## [Raw records]
START

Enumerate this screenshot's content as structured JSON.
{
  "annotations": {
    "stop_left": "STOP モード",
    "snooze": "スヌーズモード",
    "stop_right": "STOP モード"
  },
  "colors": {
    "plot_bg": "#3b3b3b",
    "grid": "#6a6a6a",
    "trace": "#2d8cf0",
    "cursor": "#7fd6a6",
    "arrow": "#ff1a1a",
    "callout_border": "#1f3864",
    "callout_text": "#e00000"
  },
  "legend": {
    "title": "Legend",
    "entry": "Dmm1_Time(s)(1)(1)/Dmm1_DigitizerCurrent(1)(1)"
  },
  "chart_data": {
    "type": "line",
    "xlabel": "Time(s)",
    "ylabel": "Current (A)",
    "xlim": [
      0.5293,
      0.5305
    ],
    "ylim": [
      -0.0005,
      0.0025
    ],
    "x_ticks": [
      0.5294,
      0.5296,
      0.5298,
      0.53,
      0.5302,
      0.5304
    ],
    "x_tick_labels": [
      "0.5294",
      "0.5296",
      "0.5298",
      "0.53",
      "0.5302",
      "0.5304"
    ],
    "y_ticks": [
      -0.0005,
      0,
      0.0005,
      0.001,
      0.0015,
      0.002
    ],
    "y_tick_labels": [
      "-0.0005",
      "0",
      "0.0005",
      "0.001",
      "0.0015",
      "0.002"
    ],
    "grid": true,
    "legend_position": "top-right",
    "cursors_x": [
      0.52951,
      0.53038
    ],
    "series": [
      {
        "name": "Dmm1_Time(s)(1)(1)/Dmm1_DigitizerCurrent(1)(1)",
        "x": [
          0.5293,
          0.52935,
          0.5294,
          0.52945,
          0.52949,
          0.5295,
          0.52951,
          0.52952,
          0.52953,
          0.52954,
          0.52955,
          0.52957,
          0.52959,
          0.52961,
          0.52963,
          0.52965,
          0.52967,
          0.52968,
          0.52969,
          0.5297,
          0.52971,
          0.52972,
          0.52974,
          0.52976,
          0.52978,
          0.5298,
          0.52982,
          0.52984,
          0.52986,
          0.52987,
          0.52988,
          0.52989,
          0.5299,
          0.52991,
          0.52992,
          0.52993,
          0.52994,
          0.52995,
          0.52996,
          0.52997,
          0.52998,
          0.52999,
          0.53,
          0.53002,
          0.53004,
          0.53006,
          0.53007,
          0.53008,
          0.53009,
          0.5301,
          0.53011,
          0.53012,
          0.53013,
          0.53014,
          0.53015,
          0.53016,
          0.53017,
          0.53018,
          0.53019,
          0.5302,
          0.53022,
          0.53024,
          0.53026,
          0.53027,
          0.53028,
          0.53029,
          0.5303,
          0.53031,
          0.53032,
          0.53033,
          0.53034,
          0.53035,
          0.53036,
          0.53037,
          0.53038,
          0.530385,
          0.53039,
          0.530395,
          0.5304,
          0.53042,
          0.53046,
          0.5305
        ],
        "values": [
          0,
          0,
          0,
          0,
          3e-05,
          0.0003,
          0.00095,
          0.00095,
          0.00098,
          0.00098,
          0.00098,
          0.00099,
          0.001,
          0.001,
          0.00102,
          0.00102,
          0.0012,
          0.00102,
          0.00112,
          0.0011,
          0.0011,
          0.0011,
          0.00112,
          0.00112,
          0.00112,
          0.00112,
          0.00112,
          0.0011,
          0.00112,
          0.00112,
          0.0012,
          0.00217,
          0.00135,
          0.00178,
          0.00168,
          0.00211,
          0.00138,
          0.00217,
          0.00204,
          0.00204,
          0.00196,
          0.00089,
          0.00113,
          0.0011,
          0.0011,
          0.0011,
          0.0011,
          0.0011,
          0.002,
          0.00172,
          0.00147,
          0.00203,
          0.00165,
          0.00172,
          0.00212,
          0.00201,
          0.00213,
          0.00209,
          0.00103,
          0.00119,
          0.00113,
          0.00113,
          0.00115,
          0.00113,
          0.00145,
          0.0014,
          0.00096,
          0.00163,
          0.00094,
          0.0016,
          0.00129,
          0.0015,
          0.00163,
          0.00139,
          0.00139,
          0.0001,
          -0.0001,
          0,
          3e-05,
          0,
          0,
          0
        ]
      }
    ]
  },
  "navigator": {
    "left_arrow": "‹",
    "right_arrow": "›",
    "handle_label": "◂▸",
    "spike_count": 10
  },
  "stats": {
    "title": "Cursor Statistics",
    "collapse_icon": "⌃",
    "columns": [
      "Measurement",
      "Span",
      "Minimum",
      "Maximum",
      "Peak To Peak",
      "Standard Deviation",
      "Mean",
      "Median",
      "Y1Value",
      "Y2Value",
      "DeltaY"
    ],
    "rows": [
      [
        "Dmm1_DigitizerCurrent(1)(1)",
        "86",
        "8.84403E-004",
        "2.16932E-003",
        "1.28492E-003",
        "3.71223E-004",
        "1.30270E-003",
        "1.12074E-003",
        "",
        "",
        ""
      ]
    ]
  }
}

END

Output the entries verbatim.

Enumerate this screenshot's content as structured JSON.
{
  "annotations": {
    "stop_left": "STOP モード",
    "snooze": "スヌーズモード",
    "stop_right": "STOP モード"
  },
  "colors": {
    "plot_bg": "#3b3b3b",
    "grid": "#6a6a6a",
    "trace": "#2d8cf0",
    "cursor": "#7fd6a6",
    "arrow": "#ff1a1a",
    "callout_border": "#1f3864",
    "callout_text": "#e00000"
  },
  "legend": {
    "title": "Legend",
    "entry": "Dmm1_Time(s)(1)(1)/Dmm1_DigitizerCurrent(1)(1)"
  },
  "chart_data": {
    "type": "line",
    "xlabel": "Time(s)",
    "ylabel": "Current (A)",
    "xlim": [
      0.5293,
      0.5305
    ],
    "ylim": [
      -0.0005,
      0.0025
    ],
    "x_ticks": [
      0.5294,
      0.5296,
      0.5298,
      0.53,
      0.5302,
      0.5304
    ],
    "x_tick_labels": [
      "0.5294",
      "0.5296",
      "0.5298",
      "0.53",
      "0.5302",
      "0.5304"
    ],
    "y_ticks": [
      -0.0005,
      0,
      0.0005,
      0.001,
      0.0015,
      0.002
    ],
    "y_tick_labels": [
      "-0.0005",
      "0",
      "0.0005",
      "0.001",
      "0.0015",
      "0.002"
    ],
    "grid": true,
    "legend_position": "top-right",
    "cursors_x": [
      0.52951,
      0.53038
    ],
    "series": [
      {
        "name": "Dmm1_Time(s)(1)(1)/Dmm1_DigitizerCurrent(1)(1)",
        "x": [
          0.5293,
          0.52935,
          0.5294,
          0.52945,
          0.52949,
          0.5295,
          0.52951,
          0.52952,
          0.52953,
          0.52954,
          0.52955,
          0.52957,
          0.52959,
          0.52961,
          0.52963,
          0.52965,
          0.52967,
          0.52968,
          0.52969,
          0.5297,
          0.52971,
          0.52972,
          0.52974,
          0.52976,
          0.52978,
          0.5298,
          0.52982,
          0.52984,
          0.52986,
          0.52987,
          0.52988,
          0.52989,
          0.5299,
          0.52991,
          0.52992,
          0.52993,
          0.52994,
          0.52995,
          0.52996,
          0.52997,
          0.52998,
          0.52999,
          0.53,
          0.53002,
          0.53004,
          0.53006,
          0.53007,
          0.53008,
          0.53009,
          0.5301,
          0.53011,
          0.53012,
          0.53013,
          0.53014,
          0.53015,
          0.53016,
          0.53017,
          0.53018,
          0.53019,
          0.5302,
          0.53022,
          0.53024,
          0.53026,
          0.53027,
          0.53028,
          0.53029,
          0.5303,
          0.53031,
          0.53032,
          0.53033,
          0.53034,
          0.53035,
          0.53036,
          0.53037,
          0.53038,
          0.530385,
          0.53039,
          0.530395,
          0.5304,
          0.53042,
          0.53046,
          0.5305
        ],
        "values": [
          0,
          0,
          0,
          0,
          3e-05,
          0.0003,
          0.00095,
          0.00095,
          0.00098,
          0.00098,
          0.00098,
          0.00099,
          0.001,
          0.001,
          0.00102,
          0.00102,
          0.0012,
          0.00102,
          0.00112,
          0.0011,
          0.0011,
          0.0011,
          0.00112,
          0.00112,
          0.00112,
          0.00112,
          0.00112,
          0.0011,
          0.00112,
          0.00112,
          0.0012,
          0.00217,
          0.00135,
          0.00178,
          0.00168,
          0.00211,
          0.00138,
          0.00217,
          0.00204,
          0.00204,
          0.00196,
          0.00089,
          0.00113,
          0.0011,
          0.0011,
          0.0011,
          0.0011,
          0.0011,
          0.002,
          0.00172,
          0.00147,
          0.00203,
          0.00165,
          0.00172,
          0.00212,
          0.00201,
          0.00213,
          0.00209,
          0.00103,
          0.00119,
          0.00113,
          0.00113,
          0.00115,
          0.00113,
          0.00145,
          0.0014,
          0.00096,
          0.00163,
          0.00094,
          0.0016,
          0.00129,
          0.0015,
          0.00163,
          0.00139,
          0.00139,
          0.0001,
          -0.0001,
          0,
          3e-05,
          0,
          0,
          0
        ]
      }
    ]
  },
  "navigator": {
    "left_arrow": "‹",
    "right_arrow": "›",
    "handle_label": "◂▸",
    "spike_count": 10
  },
  "stats": {
    "title": "Cursor Statistics",
    "collapse_icon": "⌃",
    "columns": [
      "Measurement",
      "Span",
      "Minimum",
      "Maximum",
      "Peak To Peak",
      "Standard Deviation",
      "Mean",
      "Median",
      "Y1Value",
      "Y2Value",
      "DeltaY"
    ],
    "rows": [
      [
        "Dmm1_DigitizerCurrent(1)(1)",
        "86",
        "8.84403E-004",
        "2.16932E-003",
        "1.28492E-003",
        "3.71223E-004",
        "1.30270E-003",
        "1.12074E-003",
        "",
        "",
        ""
      ]
    ]
  }
}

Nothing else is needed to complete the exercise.